== WRITTEN INSTRUCTION ==
All of the data below must be repeated exactly.

** begin RECORDS PROVIDED **

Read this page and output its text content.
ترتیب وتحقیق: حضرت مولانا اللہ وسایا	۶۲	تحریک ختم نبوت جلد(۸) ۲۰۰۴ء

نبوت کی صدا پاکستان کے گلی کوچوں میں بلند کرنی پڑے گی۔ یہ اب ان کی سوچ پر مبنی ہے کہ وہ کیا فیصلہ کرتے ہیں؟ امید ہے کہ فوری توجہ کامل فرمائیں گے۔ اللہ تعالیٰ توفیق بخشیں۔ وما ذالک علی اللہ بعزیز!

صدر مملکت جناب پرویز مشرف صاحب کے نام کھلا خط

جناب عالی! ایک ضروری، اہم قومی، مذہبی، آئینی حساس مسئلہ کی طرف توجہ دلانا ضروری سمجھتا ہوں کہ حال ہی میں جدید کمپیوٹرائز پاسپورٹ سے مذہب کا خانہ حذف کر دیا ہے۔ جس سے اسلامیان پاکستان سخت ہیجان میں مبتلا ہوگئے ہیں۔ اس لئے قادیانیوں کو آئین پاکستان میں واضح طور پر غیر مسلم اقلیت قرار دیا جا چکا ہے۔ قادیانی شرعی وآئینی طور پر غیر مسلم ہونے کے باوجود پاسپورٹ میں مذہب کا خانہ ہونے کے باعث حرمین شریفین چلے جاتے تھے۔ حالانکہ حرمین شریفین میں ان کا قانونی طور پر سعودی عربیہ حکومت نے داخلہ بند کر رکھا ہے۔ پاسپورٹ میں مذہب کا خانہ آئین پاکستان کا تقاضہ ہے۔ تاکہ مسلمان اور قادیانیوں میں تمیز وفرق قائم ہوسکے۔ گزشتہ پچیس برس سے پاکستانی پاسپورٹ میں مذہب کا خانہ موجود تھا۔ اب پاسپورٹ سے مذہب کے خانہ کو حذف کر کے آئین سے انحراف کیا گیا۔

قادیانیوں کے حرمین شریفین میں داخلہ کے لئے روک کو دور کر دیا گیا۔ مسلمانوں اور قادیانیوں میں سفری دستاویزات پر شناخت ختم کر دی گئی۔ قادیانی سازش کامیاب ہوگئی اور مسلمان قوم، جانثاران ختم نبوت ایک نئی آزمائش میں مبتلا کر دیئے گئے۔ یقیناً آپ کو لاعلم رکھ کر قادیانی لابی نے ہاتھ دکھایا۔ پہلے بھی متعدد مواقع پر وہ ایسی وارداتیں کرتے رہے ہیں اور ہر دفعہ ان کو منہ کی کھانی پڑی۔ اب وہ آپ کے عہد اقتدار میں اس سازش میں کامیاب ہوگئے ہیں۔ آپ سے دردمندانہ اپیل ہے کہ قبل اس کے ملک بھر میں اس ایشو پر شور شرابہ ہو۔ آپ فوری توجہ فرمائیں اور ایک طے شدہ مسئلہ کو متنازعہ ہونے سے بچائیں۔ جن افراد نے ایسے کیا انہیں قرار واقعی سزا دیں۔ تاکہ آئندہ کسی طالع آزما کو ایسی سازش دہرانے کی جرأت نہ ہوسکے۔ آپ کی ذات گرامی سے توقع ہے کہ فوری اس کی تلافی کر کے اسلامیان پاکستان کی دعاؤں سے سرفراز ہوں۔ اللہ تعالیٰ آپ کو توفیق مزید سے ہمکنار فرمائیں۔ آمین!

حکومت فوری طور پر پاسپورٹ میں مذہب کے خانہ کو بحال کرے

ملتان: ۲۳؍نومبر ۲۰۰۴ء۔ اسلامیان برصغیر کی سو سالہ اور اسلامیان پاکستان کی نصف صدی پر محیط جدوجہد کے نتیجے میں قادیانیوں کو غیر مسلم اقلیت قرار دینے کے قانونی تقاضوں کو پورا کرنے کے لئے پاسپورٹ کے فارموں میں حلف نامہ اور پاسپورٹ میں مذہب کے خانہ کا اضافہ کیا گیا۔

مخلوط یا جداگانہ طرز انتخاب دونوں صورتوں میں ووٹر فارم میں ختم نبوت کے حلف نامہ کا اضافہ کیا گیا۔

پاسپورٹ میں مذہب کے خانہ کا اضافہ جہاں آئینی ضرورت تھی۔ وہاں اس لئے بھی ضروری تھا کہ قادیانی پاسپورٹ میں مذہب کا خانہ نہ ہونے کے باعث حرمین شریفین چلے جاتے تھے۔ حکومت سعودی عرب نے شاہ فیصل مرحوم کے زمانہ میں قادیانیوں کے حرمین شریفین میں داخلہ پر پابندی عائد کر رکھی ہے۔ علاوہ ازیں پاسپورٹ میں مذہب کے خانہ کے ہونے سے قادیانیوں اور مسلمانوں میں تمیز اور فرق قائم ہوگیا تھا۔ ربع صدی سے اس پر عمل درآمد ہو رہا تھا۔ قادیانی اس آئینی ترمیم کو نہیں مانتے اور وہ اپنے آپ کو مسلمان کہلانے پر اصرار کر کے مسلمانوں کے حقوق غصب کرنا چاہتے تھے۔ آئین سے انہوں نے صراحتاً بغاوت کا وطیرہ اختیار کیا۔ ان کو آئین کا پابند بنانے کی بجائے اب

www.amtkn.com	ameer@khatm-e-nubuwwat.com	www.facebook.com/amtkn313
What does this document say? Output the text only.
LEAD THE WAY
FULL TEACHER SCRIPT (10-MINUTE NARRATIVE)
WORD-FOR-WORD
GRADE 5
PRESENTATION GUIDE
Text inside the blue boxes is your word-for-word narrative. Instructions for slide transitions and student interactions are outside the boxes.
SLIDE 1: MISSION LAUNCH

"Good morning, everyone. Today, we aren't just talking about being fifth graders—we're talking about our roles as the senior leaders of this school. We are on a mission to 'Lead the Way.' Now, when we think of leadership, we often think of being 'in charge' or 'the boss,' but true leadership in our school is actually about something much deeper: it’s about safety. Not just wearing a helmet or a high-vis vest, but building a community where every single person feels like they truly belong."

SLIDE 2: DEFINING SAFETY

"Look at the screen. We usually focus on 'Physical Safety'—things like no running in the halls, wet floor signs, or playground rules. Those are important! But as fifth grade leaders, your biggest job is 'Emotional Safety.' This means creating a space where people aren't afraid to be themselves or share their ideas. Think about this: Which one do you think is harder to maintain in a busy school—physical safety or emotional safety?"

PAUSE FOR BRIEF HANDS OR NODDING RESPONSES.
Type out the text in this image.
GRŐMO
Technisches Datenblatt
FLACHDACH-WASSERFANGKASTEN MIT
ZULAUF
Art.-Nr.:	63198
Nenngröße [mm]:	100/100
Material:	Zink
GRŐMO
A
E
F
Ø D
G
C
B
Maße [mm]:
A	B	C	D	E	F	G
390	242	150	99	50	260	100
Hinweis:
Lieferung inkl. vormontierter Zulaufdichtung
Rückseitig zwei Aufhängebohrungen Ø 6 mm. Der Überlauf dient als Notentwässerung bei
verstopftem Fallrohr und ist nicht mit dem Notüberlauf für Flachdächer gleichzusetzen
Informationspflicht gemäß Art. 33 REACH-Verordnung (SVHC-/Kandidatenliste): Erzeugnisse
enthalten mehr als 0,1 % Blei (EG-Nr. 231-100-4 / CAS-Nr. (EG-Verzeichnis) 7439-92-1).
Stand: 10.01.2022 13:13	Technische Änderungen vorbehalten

** end RECORDS PROVIDED **

== RESULT FOR THIS EXERCISE ==
Read this page and output its text content.
ترتیب وتحقیق: حضرت مولانا اللہ وسایا	۶۲	تحریک ختم نبوت جلد(۸) ۲۰۰۴ء

نبوت کی صدا پاکستان کے گلی کوچوں میں بلند کرنی پڑے گی۔ یہ اب ان کی سوچ پر مبنی ہے کہ وہ کیا فیصلہ کرتے ہیں؟ امید ہے کہ فوری توجہ کامل فرمائیں گے۔ اللہ تعالیٰ توفیق بخشیں۔ وما ذالک علی اللہ بعزیز!

صدر مملکت جناب پرویز مشرف صاحب کے نام کھلا خط

جناب عالی! ایک ضروری، اہم قومی، مذہبی، آئینی حساس مسئلہ کی طرف توجہ دلانا ضروری سمجھتا ہوں کہ حال ہی میں جدید کمپیوٹرائز پاسپورٹ سے مذہب کا خانہ حذف کر دیا ہے۔ جس سے اسلامیان پاکستان سخت ہیجان میں مبتلا ہوگئے ہیں۔ اس لئے قادیانیوں کو آئین پاکستان میں واضح طور پر غیر مسلم اقلیت قرار دیا جا چکا ہے۔ قادیانی شرعی وآئینی طور پر غیر مسلم ہونے کے باوجود پاسپورٹ میں مذہب کا خانہ ہونے کے باعث حرمین شریفین چلے جاتے تھے۔ حالانکہ حرمین شریفین میں ان کا قانونی طور پر سعودی عربیہ حکومت نے داخلہ بند کر رکھا ہے۔ پاسپورٹ میں مذہب کا خانہ آئین پاکستان کا تقاضہ ہے۔ تاکہ مسلمان اور قادیانیوں میں تمیز وفرق قائم ہوسکے۔ گزشتہ پچیس برس سے پاکستانی پاسپورٹ میں مذہب کا خانہ موجود تھا۔ اب پاسپورٹ سے مذہب کے خانہ کو حذف کر کے آئین سے انحراف کیا گیا۔

قادیانیوں کے حرمین شریفین میں داخلہ کے لئے روک کو دور کر دیا گیا۔ مسلمانوں اور قادیانیوں میں سفری دستاویزات پر شناخت ختم کر دی گئی۔ قادیانی سازش کامیاب ہوگئی اور مسلمان قوم، جانثاران ختم نبوت ایک نئی آزمائش میں مبتلا کر دیئے گئے۔ یقیناً آپ کو لاعلم رکھ کر قادیانی لابی نے ہاتھ دکھایا۔ پہلے بھی متعدد مواقع پر وہ ایسی وارداتیں کرتے رہے ہیں اور ہر دفعہ ان کو منہ کی کھانی پڑی۔ اب وہ آپ کے عہد اقتدار میں اس سازش میں کامیاب ہوگئے ہیں۔ آپ سے دردمندانہ اپیل ہے کہ قبل اس کے ملک بھر میں اس ایشو پر شور شرابہ ہو۔ آپ فوری توجہ فرمائیں اور ایک طے شدہ مسئلہ کو متنازعہ ہونے سے بچائیں۔ جن افراد نے ایسے کیا انہیں قرار واقعی سزا دیں۔ تاکہ آئندہ کسی طالع آزما کو ایسی سازش دہرانے کی جرأت نہ ہوسکے۔ آپ کی ذات گرامی سے توقع ہے کہ فوری اس کی تلافی کر کے اسلامیان پاکستان کی دعاؤں سے سرفراز ہوں۔ اللہ تعالیٰ آپ کو توفیق مزید سے ہمکنار فرمائیں۔ آمین!

حکومت فوری طور پر پاسپورٹ میں مذہب کے خانہ کو بحال کرے

ملتان: ۲۳؍نومبر ۲۰۰۴ء۔ اسلامیان برصغیر کی سو سالہ اور اسلامیان پاکستان کی نصف صدی پر محیط جدوجہد کے نتیجے میں قادیانیوں کو غیر مسلم اقلیت قرار دینے کے قانونی تقاضوں کو پورا کرنے کے لئے پاسپورٹ کے فارموں میں حلف نامہ اور پاسپورٹ میں مذہب کے خانہ کا اضافہ کیا گیا۔

مخلوط یا جداگانہ طرز انتخاب دونوں صورتوں میں ووٹر فارم میں ختم نبوت کے حلف نامہ کا اضافہ کیا گیا۔

پاسپورٹ میں مذہب کے خانہ کا اضافہ جہاں آئینی ضرورت تھی۔ وہاں اس لئے بھی ضروری تھا کہ قادیانی پاسپورٹ میں مذہب کا خانہ نہ ہونے کے باعث حرمین شریفین چلے جاتے تھے۔ حکومت سعودی عرب نے شاہ فیصل مرحوم کے زمانہ میں قادیانیوں کے حرمین شریفین میں داخلہ پر پابندی عائد کر رکھی ہے۔ علاوہ ازیں پاسپورٹ میں مذہب کے خانہ کے ہونے سے قادیانیوں اور مسلمانوں میں تمیز اور فرق قائم ہوگیا تھا۔ ربع صدی سے اس پر عمل درآمد ہو رہا تھا۔ قادیانی اس آئینی ترمیم کو نہیں مانتے اور وہ اپنے آپ کو مسلمان کہلانے پر اصرار کر کے مسلمانوں کے حقوق غصب کرنا چاہتے تھے۔ آئین سے انہوں نے صراحتاً بغاوت کا وطیرہ اختیار کیا۔ ان کو آئین کا پابند بنانے کی بجائے اب

www.amtkn.com	ameer@khatm-e-nubuwwat.com	www.facebook.com/amtkn313
What does this document say? Output the text only.
LEAD THE WAY
FULL TEACHER SCRIPT (10-MINUTE NARRATIVE)
WORD-FOR-WORD
GRADE 5
PRESENTATION GUIDE
Text inside the blue boxes is your word-for-word narrative. Instructions for slide transitions and student interactions are outside the boxes.
SLIDE 1: MISSION LAUNCH

"Good morning, everyone. Today, we aren't just talking about being fifth graders—we're talking about our roles as the senior leaders of this school. We are on a mission to 'Lead the Way.' Now, when we think of leadership, we often think of being 'in charge' or 'the boss,' but true leadership in our school is actually about something much deeper: it’s about safety. Not just wearing a helmet or a high-vis vest, but building a community where every single person feels like they truly belong."

SLIDE 2: DEFINING SAFETY

"Look at the screen. We usually focus on 'Physical Safety'—things like no running in the halls, wet floor signs, or playground rules. Those are important! But as fifth grade leaders, your biggest job is 'Emotional Safety.' This means creating a space where people aren't afraid to be themselves or share their ideas. Think about this: Which one do you think is harder to maintain in a busy school—physical safety or emotional safety?"

PAUSE FOR BRIEF HANDS OR NODDING RESPONSES.
Type out the text in this image.
GRŐMO
Technisches Datenblatt
FLACHDACH-WASSERFANGKASTEN MIT
ZULAUF
Art.-Nr.:	63198
Nenngröße [mm]:	100/100
Material:	Zink
GRŐMO
A
E
F
Ø D
G
C
B
Maße [mm]:
A	B	C	D	E	F	G
390	242	150	99	50	260	100
Hinweis:
Lieferung inkl. vormontierter Zulaufdichtung
Rückseitig zwei Aufhängebohrungen Ø 6 mm. Der Überlauf dient als Notentwässerung bei
verstopftem Fallrohr und ist nicht mit dem Notüberlauf für Flachdächer gleichzusetzen
Informationspflicht gemäß Art. 33 REACH-Verordnung (SVHC-/Kandidatenliste): Erzeugnisse
enthalten mehr als 0,1 % Blei (EG-Nr. 231-100-4 / CAS-Nr. (EG-Verzeichnis) 7439-92-1).
Stand: 10.01.2022 13:13	Technische Änderungen vorbehalten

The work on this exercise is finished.